▸ **Task directions**:
Every record should be repeated exactly, except that pictures are left out.

>> start Data for this task

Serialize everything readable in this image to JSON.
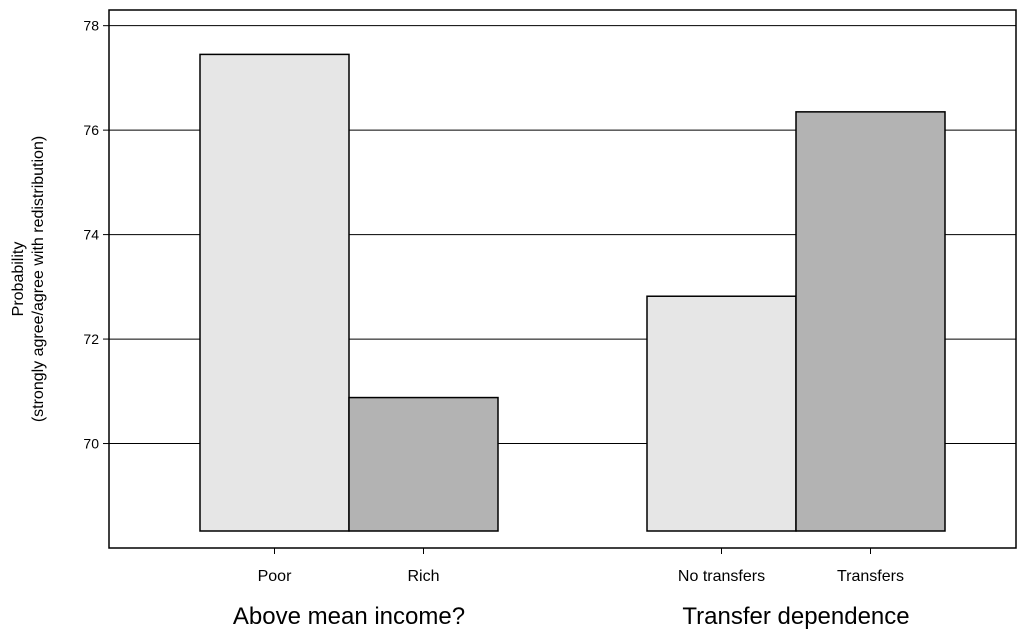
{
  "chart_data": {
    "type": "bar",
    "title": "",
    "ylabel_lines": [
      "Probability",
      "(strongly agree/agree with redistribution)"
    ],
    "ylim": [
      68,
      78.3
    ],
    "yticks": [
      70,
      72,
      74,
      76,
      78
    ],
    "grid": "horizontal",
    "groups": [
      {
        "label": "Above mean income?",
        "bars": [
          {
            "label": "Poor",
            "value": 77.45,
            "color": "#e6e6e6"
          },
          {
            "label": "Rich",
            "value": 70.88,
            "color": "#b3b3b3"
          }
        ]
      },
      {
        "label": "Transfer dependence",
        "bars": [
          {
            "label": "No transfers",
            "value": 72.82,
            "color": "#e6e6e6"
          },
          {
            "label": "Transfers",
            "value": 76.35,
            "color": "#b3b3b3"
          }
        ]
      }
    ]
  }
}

>> end Data for this task

▸ **Result of the task**:
Serialize everything readable in this image to JSON.
{
  "chart_data": {
    "type": "bar",
    "title": "",
    "ylabel_lines": [
      "Probability",
      "(strongly agree/agree with redistribution)"
    ],
    "ylim": [
      68,
      78.3
    ],
    "yticks": [
      70,
      72,
      74,
      76,
      78
    ],
    "grid": "horizontal",
    "groups": [
      {
        "label": "Above mean income?",
        "bars": [
          {
            "label": "Poor",
            "value": 77.45,
            "color": "#e6e6e6"
          },
          {
            "label": "Rich",
            "value": 70.88,
            "color": "#b3b3b3"
          }
        ]
      },
      {
        "label": "Transfer dependence",
        "bars": [
          {
            "label": "No transfers",
            "value": 72.82,
            "color": "#e6e6e6"
          },
          {
            "label": "Transfers",
            "value": 76.35,
            "color": "#b3b3b3"
          }
        ]
      }
    ]
  }
}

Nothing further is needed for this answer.